◆ Task requirements
Can you write out the whole listing exactly?

◆ Record excerpts
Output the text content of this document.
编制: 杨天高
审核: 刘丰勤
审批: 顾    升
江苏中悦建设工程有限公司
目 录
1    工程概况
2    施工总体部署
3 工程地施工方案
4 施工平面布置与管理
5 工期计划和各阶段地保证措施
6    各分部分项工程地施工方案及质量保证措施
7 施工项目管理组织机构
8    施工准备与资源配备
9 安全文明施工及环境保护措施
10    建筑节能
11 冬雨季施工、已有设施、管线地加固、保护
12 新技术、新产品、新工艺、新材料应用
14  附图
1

◆ Full answer
Output the text content of this document.
编制: 杨天高
审核: 刘丰勤
审批: 顾    升
江苏中悦建设工程有限公司
目 录
1    工程概况
2    施工总体部署
3 工程地施工方案
4 施工平面布置与管理
5 工期计划和各阶段地保证措施
6    各分部分项工程地施工方案及质量保证措施
7 施工项目管理组织机构
8    施工准备与资源配备
9 安全文明施工及环境保护措施
10    建筑节能
11 冬雨季施工、已有设施、管线地加固、保护
12 新技术、新产品、新工艺、新材料应用
14  附图
1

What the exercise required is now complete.